• **Required work**
Answer with one number: how many lines have "value".

• **Data provided**
(begin)

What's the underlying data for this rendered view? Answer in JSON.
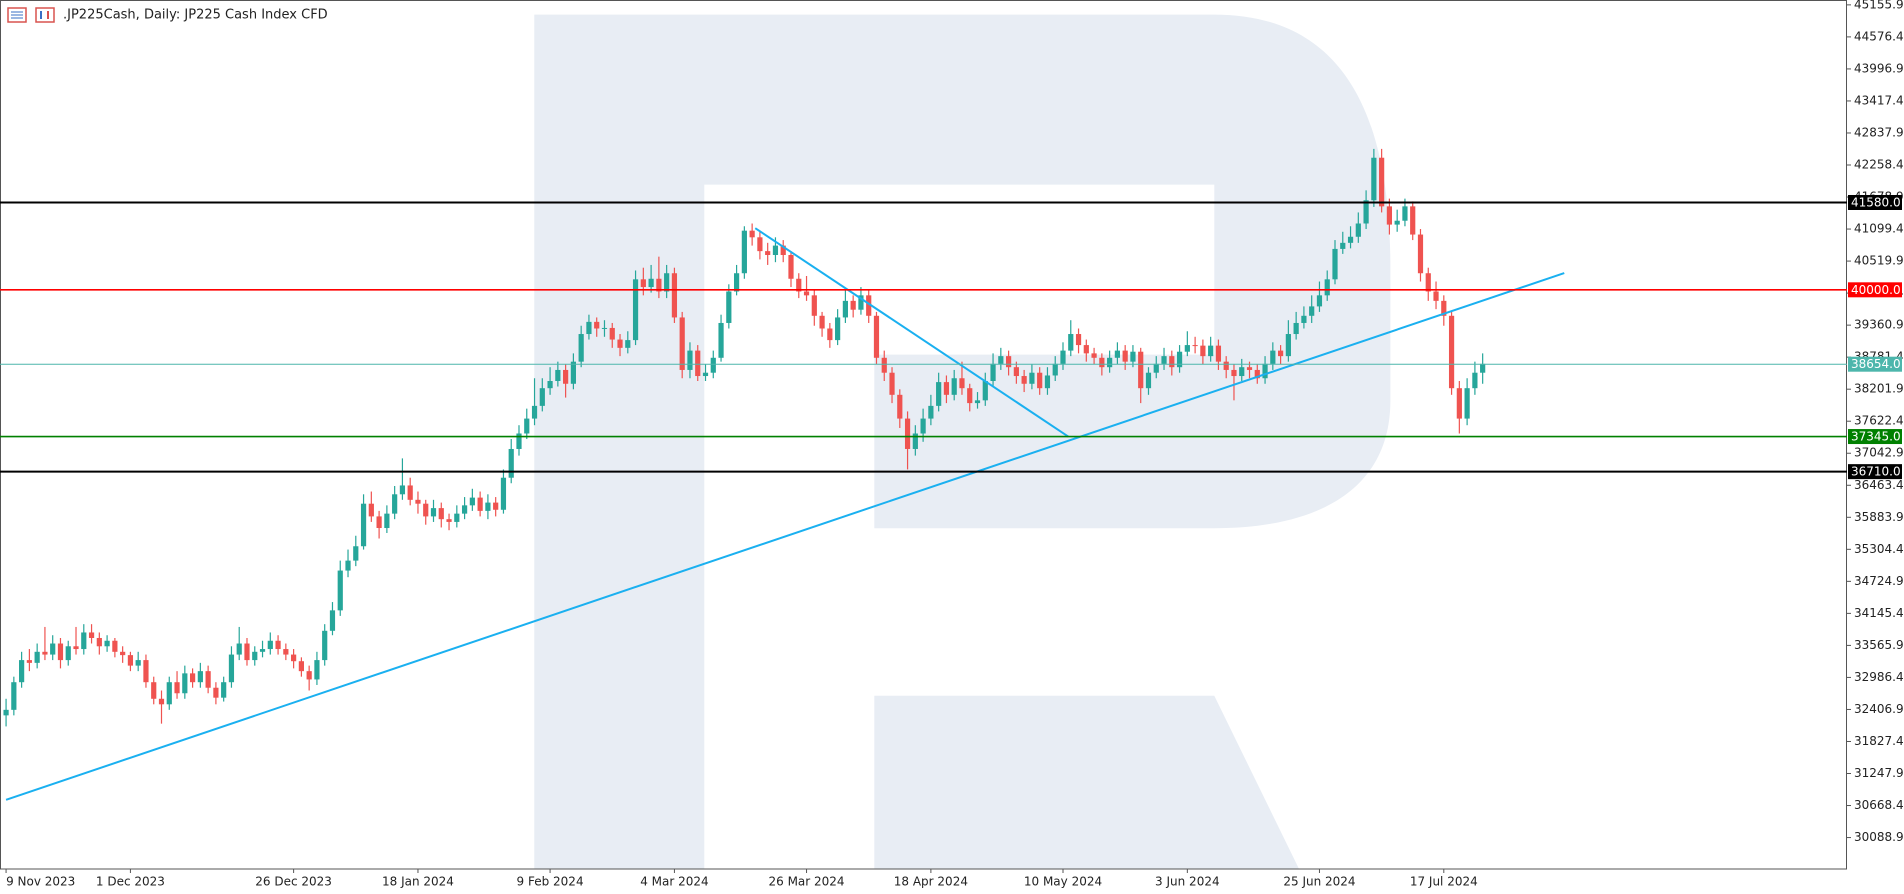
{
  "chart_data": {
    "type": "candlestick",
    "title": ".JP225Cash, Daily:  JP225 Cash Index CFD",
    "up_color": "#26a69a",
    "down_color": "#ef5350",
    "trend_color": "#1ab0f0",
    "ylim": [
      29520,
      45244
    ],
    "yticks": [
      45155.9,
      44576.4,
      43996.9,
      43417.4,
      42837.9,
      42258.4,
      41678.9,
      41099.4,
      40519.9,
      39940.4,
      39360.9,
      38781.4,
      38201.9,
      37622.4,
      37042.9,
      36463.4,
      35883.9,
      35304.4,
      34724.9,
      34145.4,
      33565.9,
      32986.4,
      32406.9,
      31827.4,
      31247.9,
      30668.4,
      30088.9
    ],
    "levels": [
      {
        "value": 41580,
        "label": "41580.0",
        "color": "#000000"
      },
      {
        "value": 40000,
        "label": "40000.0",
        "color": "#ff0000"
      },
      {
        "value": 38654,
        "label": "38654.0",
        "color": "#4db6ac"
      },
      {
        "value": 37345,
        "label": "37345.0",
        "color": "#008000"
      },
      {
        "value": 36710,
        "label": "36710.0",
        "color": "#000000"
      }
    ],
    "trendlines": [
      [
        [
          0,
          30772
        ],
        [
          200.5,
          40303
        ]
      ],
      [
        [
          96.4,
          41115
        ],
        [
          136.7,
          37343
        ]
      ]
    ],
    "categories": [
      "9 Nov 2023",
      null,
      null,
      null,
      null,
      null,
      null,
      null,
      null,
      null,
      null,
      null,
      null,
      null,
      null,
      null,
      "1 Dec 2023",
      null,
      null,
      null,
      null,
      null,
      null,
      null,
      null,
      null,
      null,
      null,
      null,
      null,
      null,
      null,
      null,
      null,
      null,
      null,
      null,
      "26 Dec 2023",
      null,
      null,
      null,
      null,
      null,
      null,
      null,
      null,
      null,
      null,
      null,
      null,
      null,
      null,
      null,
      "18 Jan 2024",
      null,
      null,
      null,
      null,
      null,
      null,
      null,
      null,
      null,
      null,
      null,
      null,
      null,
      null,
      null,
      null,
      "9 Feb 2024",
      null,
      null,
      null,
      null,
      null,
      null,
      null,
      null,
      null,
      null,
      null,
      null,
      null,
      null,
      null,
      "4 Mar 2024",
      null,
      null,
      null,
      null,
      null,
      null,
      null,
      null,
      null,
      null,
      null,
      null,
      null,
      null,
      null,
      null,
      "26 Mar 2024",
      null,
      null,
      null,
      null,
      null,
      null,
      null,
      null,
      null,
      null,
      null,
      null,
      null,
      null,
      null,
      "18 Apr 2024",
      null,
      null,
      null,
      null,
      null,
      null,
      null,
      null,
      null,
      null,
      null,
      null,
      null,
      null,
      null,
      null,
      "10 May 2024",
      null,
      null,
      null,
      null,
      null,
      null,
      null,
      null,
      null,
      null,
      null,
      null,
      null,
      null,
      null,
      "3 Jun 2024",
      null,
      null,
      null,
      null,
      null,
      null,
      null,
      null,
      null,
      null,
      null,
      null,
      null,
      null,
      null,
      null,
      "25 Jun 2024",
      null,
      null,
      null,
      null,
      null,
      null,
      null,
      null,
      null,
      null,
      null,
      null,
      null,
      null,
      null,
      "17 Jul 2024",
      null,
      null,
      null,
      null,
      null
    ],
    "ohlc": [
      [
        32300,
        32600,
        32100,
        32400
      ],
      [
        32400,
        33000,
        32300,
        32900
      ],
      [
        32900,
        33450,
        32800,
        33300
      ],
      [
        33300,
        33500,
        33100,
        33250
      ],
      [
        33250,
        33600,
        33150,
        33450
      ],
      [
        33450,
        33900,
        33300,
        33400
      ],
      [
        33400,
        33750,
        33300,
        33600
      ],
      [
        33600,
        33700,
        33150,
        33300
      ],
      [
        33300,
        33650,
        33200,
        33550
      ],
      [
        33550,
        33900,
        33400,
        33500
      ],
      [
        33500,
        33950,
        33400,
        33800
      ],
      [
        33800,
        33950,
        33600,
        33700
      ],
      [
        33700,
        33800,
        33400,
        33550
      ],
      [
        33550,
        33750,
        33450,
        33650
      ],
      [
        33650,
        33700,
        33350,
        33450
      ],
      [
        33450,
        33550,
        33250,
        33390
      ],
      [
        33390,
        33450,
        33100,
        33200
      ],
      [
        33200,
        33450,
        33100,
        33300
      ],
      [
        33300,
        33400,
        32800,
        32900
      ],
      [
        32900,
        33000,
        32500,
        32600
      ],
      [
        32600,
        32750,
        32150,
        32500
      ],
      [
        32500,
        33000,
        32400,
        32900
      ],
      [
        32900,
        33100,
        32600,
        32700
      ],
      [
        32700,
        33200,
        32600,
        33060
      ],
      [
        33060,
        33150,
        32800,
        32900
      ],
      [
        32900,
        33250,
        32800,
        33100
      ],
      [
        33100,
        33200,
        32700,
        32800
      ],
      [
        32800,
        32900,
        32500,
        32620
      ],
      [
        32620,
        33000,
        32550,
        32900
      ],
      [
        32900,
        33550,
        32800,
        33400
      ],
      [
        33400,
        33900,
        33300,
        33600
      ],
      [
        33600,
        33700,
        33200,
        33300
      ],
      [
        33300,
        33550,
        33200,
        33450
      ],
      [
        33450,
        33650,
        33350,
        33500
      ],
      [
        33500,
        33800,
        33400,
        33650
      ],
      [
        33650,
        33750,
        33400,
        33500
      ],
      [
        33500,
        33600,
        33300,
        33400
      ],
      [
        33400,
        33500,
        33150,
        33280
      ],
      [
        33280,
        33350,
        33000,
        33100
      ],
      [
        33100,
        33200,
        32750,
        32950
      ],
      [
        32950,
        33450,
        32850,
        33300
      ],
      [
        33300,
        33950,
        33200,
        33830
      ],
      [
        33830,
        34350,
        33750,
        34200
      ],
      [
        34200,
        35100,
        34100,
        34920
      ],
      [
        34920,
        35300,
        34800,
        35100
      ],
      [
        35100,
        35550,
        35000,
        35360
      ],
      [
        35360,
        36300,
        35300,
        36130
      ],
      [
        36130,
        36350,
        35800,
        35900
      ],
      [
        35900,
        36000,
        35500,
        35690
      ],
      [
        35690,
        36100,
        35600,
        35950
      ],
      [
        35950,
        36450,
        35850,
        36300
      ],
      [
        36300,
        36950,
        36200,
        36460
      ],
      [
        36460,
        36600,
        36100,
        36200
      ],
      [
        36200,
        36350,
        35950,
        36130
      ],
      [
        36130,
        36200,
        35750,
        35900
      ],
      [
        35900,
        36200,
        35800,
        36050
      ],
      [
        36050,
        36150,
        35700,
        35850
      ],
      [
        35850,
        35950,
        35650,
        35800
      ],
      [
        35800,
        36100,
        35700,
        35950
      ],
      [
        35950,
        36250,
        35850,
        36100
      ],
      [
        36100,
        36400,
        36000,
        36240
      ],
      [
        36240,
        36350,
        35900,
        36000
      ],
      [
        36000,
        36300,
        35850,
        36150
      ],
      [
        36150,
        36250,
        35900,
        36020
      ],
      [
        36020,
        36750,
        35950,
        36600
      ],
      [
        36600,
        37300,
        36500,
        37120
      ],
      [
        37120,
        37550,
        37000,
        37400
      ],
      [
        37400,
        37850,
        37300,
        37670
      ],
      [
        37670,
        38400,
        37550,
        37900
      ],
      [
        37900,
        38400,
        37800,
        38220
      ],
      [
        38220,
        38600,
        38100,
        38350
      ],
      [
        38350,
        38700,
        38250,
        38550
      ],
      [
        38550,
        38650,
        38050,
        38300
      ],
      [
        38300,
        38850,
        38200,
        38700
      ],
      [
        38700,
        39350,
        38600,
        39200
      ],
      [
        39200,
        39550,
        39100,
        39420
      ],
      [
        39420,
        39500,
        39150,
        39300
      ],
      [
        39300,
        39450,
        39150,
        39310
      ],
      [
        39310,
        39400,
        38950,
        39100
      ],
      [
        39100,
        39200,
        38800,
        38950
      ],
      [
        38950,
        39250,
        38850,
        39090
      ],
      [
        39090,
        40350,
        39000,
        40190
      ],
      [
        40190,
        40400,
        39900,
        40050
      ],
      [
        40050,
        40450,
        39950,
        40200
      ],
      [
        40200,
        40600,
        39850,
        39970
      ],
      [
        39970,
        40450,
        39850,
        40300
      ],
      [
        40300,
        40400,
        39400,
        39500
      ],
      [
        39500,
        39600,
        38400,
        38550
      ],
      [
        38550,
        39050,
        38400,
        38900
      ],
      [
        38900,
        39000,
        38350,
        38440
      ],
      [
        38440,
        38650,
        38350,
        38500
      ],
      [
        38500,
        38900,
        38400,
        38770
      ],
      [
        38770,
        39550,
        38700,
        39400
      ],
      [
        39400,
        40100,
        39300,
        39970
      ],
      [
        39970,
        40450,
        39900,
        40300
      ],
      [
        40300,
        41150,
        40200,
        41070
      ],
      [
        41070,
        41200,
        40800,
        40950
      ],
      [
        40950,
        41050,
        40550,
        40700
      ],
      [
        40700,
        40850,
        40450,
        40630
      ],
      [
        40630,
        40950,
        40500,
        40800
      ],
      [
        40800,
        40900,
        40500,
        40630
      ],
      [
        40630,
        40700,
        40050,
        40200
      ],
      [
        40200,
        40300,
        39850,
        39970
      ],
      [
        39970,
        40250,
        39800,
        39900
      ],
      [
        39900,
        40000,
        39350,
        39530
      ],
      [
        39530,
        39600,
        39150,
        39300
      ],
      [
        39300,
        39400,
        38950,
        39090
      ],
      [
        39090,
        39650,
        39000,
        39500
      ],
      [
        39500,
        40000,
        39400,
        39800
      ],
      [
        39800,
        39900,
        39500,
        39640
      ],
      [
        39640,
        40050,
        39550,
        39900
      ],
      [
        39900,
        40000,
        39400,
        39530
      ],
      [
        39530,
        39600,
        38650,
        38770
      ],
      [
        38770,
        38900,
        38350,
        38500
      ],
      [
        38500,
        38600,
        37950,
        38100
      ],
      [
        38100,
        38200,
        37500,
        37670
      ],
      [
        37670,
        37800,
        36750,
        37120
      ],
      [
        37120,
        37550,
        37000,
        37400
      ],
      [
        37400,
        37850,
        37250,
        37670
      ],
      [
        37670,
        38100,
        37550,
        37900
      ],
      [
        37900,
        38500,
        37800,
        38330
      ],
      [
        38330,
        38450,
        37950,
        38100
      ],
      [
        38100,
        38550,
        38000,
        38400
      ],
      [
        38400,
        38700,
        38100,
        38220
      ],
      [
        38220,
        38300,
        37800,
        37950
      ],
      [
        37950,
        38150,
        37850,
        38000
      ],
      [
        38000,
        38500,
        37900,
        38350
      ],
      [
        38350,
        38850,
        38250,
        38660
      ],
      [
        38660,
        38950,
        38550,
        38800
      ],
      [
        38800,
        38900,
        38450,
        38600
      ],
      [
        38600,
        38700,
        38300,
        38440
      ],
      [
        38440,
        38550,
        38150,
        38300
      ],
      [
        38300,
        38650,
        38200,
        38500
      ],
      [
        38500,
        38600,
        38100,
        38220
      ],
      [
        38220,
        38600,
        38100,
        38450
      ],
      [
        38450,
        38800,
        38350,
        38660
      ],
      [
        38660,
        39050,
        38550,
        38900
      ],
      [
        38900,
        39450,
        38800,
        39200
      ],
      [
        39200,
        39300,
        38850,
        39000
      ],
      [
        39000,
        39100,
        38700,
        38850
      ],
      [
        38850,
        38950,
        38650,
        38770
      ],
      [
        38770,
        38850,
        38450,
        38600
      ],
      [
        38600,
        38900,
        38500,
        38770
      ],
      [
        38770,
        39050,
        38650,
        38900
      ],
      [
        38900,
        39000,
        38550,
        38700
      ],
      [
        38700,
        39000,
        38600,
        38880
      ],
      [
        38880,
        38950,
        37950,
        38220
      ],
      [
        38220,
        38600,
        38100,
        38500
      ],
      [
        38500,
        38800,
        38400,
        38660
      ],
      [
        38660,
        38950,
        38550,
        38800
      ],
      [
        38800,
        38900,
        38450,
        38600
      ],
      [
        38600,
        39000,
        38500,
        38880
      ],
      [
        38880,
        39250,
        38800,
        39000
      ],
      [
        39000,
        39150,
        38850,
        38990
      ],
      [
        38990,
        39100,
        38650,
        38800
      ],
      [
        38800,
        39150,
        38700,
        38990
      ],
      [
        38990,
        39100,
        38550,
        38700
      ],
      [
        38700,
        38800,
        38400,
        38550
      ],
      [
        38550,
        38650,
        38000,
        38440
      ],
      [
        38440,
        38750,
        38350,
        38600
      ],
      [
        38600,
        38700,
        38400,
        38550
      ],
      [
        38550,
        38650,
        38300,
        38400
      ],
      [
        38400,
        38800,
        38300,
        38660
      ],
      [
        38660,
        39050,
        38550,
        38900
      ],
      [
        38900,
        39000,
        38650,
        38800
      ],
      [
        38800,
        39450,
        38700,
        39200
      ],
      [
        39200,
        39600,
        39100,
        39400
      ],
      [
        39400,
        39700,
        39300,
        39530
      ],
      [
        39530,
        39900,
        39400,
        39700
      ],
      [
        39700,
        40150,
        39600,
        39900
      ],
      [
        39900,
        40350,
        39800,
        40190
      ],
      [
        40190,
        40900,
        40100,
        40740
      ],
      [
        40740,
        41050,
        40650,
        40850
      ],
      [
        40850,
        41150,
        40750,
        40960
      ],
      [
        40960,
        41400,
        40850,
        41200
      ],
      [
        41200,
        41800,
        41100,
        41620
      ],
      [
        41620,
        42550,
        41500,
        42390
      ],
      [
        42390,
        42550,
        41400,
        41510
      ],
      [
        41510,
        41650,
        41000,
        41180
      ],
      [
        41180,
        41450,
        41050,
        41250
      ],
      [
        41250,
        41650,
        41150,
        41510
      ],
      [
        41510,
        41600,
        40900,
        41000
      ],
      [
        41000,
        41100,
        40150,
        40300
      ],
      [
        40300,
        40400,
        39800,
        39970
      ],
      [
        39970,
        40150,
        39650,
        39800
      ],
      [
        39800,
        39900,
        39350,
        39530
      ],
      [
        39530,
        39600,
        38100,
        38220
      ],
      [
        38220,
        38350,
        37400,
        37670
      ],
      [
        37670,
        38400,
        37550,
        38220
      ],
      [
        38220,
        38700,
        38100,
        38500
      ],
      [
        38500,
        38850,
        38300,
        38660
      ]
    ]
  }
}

(end)

• **Finished exercise**
5